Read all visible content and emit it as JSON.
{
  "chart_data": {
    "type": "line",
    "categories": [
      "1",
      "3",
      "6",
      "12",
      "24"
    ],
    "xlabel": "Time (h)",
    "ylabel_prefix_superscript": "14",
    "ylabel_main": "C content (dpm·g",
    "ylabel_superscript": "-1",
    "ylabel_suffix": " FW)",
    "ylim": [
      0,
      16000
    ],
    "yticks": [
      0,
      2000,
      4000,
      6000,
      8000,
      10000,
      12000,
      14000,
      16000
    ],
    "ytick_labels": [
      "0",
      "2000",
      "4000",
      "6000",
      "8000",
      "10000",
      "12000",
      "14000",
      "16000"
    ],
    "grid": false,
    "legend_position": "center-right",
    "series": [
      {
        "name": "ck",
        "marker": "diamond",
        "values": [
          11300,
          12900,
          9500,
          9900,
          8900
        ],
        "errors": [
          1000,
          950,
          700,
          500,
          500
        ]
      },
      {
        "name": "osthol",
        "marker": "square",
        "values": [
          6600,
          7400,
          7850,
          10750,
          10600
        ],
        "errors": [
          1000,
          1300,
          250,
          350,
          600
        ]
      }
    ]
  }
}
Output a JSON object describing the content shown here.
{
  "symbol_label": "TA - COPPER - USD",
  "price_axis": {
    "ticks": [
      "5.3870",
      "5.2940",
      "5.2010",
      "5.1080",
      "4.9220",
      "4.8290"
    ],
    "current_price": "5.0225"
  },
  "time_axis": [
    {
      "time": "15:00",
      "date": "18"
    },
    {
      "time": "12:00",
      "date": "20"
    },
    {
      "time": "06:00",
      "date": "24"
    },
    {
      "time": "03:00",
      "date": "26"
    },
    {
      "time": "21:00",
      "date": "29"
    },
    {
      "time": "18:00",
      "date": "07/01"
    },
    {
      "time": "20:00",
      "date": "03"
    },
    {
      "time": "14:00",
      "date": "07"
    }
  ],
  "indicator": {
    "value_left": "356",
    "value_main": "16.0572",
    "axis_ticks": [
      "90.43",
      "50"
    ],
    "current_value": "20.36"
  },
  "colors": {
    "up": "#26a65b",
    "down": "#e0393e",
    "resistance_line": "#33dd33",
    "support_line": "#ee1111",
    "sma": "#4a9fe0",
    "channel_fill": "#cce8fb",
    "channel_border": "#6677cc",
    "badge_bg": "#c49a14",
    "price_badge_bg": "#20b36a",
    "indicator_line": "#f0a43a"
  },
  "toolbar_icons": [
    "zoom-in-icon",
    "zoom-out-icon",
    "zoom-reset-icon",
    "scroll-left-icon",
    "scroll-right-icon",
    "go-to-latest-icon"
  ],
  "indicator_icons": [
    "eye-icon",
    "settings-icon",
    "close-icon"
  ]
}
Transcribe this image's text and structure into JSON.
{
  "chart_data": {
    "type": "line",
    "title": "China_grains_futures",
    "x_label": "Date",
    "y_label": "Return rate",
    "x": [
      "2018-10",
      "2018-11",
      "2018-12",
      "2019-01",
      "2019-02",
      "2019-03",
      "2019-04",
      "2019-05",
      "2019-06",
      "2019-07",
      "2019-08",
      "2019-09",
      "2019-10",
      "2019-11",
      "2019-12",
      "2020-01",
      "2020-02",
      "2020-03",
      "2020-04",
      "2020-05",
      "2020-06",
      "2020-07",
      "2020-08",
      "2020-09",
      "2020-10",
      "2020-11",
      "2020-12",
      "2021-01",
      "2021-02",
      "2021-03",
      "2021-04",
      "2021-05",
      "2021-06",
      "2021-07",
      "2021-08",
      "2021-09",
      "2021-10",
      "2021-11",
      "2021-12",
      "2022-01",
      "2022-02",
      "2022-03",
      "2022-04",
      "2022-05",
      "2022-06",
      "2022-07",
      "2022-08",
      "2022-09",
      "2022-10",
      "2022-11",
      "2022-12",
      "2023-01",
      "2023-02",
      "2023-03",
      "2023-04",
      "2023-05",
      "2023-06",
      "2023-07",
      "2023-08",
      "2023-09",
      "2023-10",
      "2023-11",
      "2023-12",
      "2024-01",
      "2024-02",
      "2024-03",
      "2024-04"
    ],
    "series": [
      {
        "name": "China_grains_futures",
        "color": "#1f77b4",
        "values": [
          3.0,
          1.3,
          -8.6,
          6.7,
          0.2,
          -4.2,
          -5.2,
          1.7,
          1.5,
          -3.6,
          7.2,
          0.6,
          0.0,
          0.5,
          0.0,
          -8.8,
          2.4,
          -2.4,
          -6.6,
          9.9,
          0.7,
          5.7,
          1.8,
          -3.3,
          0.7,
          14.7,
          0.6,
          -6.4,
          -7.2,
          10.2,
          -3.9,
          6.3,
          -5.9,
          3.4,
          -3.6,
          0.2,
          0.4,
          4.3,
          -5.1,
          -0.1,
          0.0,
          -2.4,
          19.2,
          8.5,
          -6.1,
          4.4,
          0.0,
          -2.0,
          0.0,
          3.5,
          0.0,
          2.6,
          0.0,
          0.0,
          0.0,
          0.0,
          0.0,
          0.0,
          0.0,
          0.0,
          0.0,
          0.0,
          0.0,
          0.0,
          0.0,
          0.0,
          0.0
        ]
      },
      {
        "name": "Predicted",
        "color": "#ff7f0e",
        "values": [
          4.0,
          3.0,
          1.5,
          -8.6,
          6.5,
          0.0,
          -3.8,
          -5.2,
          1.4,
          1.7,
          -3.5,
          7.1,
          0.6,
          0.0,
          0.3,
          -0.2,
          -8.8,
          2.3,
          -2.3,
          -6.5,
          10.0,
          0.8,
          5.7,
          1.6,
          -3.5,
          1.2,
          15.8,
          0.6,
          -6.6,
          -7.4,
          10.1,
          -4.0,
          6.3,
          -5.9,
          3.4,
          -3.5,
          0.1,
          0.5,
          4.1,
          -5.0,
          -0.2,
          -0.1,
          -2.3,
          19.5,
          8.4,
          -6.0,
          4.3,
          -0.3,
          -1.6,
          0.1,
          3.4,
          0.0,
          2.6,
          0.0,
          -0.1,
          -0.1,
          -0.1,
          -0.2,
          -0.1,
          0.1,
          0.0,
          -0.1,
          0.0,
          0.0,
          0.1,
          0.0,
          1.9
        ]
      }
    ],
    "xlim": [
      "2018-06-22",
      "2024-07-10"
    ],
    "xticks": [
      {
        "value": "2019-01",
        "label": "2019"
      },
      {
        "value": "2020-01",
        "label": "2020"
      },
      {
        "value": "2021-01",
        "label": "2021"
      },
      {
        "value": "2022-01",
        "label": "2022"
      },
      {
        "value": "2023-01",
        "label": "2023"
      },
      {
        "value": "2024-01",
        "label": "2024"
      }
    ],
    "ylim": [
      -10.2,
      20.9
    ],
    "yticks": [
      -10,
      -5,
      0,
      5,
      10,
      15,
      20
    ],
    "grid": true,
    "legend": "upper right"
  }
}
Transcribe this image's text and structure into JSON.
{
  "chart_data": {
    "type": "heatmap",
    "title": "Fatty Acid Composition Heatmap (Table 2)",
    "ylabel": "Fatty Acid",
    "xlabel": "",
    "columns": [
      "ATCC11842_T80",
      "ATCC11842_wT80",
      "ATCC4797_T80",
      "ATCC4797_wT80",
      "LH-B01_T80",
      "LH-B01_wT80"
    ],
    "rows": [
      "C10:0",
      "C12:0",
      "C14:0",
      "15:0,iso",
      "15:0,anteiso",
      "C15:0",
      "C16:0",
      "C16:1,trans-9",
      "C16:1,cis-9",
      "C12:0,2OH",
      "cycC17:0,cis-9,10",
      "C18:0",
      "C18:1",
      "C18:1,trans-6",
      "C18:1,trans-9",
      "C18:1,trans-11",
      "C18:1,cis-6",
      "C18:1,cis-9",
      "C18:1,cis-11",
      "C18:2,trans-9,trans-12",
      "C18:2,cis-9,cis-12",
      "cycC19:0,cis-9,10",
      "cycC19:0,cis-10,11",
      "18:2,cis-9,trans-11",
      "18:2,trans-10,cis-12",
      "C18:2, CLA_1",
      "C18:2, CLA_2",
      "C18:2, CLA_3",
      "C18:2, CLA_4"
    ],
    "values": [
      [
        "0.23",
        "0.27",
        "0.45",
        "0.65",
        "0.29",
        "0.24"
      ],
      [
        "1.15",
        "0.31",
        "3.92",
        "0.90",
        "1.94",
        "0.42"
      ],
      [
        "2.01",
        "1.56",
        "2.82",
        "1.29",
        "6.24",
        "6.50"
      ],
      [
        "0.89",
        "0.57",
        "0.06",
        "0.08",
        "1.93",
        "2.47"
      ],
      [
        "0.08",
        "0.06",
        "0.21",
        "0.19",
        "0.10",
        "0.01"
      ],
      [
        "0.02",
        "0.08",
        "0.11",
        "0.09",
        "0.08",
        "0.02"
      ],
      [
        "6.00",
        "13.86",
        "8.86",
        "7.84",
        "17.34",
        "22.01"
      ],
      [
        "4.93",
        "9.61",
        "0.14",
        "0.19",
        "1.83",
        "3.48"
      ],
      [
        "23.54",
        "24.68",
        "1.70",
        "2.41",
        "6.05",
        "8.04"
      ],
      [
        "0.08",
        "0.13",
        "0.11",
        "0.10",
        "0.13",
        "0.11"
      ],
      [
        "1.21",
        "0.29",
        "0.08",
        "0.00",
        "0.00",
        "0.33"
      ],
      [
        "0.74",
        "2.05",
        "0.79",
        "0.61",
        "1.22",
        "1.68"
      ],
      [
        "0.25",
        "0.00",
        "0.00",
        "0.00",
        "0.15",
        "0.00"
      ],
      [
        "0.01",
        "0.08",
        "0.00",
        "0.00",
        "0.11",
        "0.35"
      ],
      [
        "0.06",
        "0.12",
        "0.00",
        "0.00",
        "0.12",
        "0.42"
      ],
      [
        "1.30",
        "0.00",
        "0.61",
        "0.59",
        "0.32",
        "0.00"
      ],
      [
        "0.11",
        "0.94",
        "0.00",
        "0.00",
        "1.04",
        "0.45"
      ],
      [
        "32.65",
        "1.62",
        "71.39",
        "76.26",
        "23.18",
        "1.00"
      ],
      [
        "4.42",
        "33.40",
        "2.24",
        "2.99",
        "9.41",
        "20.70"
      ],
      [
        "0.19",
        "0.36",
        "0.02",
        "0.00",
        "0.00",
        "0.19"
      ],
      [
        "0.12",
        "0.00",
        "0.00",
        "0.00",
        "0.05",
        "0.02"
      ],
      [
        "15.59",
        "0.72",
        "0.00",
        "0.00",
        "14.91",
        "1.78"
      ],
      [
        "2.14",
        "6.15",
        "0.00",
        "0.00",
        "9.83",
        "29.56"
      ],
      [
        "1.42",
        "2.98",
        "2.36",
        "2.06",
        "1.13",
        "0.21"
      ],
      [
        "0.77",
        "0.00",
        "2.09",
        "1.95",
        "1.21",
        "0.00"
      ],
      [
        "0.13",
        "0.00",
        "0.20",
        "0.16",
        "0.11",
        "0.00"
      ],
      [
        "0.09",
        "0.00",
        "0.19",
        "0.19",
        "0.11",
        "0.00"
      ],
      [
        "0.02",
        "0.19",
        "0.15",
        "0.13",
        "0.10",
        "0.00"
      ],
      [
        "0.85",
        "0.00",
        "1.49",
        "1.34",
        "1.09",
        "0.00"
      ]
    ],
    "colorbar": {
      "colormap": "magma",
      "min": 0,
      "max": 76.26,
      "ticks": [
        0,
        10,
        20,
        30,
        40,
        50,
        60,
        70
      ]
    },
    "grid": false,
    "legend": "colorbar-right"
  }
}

════════════════

_Directive_
Single out each line of the records above with the string "title" in it, and copy it.

_Exercise result_
    "title": "China_grains_futures",
    "title": "Fatty Acid Composition Heatmap (Table 2)",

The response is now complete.